[begin Document section]

# Legal age to buy ar 15 in Georgia?



## tinydaniel78 (May 29, 2013)

As the title says


----------



## chuckdog (May 29, 2013)

18 for a long gun. 21 for handguns.


----------



## tinydaniel78 (May 29, 2013)

Does an "ar" style classify as a long gun?


----------



## chuckdog (May 29, 2013)

Both are available. A standard AR 15 carbine or rifle is a long gun.


----------



## The Longhunter (May 29, 2013)

tinydaniel78 said:


> Does an "ar" style classify as a long gun?



Depends on the configuration.  An AR style receiver can be configured as a rifle or pistol AT THE TIME OF MANUFACTURE.  However it is registered determines whether it is a "long" gun or "short".

In common terminology, "AR style" would connote a long gun.  However, it is the actual gun that determines its classification, not "style."


----------



## chadeugene (May 29, 2013)

To simplify what is being said here:

If you are 18 you can buy an AR15.


----------



## tinydaniel78 (May 29, 2013)

Thanks!


----------



## specialk (May 31, 2013)

21 to buy one like this


----------



## GunnSmokeer (May 31, 2013)

*private sale?*

I wouldn't sell a rifle to a kid under 18, but IF that were to happen, would that be a crime?

Remember that the federal laws on the interstate sales of firearms (firearms having moved in interstate commerce) doesn't always apply to private sales between people who reside in the same state.

Georgia has a law against minors with handguns, but not so for rifles, correct?

So teenage boys can buy AR-15's through private sales, IF they find a willing same-state private-party seller, right?

If you think that's illegal, tell me what law says so.


----------



## trial&error (Jun 1, 2013)

I really hope your joking.


----------



## The Longhunter (Jun 2, 2013)

chuckdog said:


> 18 for a long gun. 21 for handguns.



An 18 year old can buy a handgun in a private transaction in Georgia.  It becomes an issue what he does with it once he buys it --


----------



## wareagle700 (Jun 2, 2013)

GunnSmokeer said:


> I wouldn't sell a rifle to a kid under 18, but IF that were to happen, would that be a crime?
> 
> Remember that the federal laws on the interstate sales of firearms (firearms having moved in interstate commerce) doesn't always apply to private sales between people who reside in the same state.
> 
> ...



From what I read, there is no minimum age in GA for posession or ownership of a long gun.




trial&error said:


> I really hope your joking.




Please share if we are mistaken.


----------



## raw111 (Jun 2, 2013)

As far as purchase goes, it varies.

From a dealer (FFL), a 18+ can purchase an assembled AR15. They can not purchase a stripped lower.

From an Individual, 18+ can purchase either.

[end Document section]
[begin Material supplied]

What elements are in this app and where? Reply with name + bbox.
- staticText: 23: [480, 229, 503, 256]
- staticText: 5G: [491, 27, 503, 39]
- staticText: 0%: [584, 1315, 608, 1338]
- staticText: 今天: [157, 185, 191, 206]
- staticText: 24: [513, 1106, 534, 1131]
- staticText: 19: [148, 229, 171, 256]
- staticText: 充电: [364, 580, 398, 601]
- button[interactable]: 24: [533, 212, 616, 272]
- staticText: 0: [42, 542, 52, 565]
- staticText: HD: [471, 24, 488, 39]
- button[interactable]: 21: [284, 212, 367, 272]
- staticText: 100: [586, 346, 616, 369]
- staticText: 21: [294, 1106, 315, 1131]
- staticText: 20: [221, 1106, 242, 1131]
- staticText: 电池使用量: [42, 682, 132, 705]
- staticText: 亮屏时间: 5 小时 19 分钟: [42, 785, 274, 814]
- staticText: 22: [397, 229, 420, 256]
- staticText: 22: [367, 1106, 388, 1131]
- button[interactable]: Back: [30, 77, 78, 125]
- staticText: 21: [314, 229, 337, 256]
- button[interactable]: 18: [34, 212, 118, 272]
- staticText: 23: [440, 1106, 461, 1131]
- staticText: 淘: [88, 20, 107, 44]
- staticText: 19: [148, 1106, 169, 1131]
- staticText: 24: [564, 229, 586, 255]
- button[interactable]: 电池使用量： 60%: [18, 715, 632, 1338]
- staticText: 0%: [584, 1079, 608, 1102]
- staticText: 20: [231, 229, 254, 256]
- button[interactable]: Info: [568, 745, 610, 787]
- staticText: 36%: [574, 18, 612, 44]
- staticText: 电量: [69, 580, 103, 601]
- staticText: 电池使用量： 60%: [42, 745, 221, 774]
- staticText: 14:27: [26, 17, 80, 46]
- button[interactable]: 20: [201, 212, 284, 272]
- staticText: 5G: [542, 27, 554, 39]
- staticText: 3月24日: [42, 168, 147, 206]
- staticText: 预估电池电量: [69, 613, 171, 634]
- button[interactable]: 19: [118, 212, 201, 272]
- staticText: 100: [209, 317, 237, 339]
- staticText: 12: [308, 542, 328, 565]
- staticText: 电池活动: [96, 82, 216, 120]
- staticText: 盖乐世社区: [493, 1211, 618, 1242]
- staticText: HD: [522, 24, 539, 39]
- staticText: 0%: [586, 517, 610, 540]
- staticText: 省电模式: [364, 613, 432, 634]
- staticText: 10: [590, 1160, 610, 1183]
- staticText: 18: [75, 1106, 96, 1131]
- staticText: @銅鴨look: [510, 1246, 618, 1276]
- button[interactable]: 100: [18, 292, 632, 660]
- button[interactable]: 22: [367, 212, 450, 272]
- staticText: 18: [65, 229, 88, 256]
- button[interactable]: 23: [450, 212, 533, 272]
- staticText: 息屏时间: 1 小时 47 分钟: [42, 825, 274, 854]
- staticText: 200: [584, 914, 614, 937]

[end Material supplied]

* _Required tasks_
1: In the Georgia AR-15 age thread, why does The Longhunter say that calling a gun "AR style" doesn't settle whether it is a long gun? Answer in one to three sentences.
2: Carry on the forum thread about the legal age to buy an AR-15 in Georgia from the point where it stops.

* _Final results_
1: An AR-style receiver can be configured as either a rifle or a pistol at the time of manufacture, and the way it is registered decides whether it counts as a "long" gun or a "short" one. So the classification comes from the actual gun, not its "style," even though "AR style" usually suggests a long gun.

2:
Possession is a whole lot more murky. I would refer everyone to Georgia Packing, or Georgia Carry. I would also encourage people to read the Official code of Ga. Weapons laws are explained, starting in chapter 16.

I have processed NUMEROUS ATF forms, including 4473, and NFA Forms 1, 3, 4, & 5. 

Rich


----------



## rosewood (Jun 4, 2013)

Safest bet is for the firearm to be sold to a parent.  Then that parent can control that rifle and take the kid to shoot to keep everything legal.  Not sure I would want to sell a gun to someone younger than 18 without their parent knowing about it because ultimately, isn't that parent responsible for actions of their minor?

As before 18 for long gun, 21 for handgun.  A rifle and shotgun are both long guns.

A rifle is min 16" bbl with a stock and not sure of the OAL.
Shotgun is 18" bbl and 26" OAL (pistol grip or stock)
A pistol is <16" bbl and no shoulder stock, pistol grip only.

I believe if it is a shotgun with <18" bbl or <26" OAL, it falls into the NFA category and requires a special tax stamp so does a rifle with <16" bbl.  If you put a stock on a pistol and the bbl is <16", then it also requires the stamp as then it is considered a short rifle.

Someone chime in if I didn't get that all right.


----------



## GunnSmokeer (Jun 7, 2013)

*WHy not 15?*



raw111 said:


> As far as purchase goes, it varies.
> 
> From a dealer (FFL), a 18+ can purchase an assembled AR15. They can not purchase a stripped lower.
> 
> ...




RICH:  

Why can't a 15 year old boy buy an AR-15 rifle from a private party seller?

And after he buys it, why can't he possess it, hunt with it, and take it shooting? 
Even sling it over his shoulder and ride his bicycle to his uncle's 300-acre farm to shoot it.

What law would be violated?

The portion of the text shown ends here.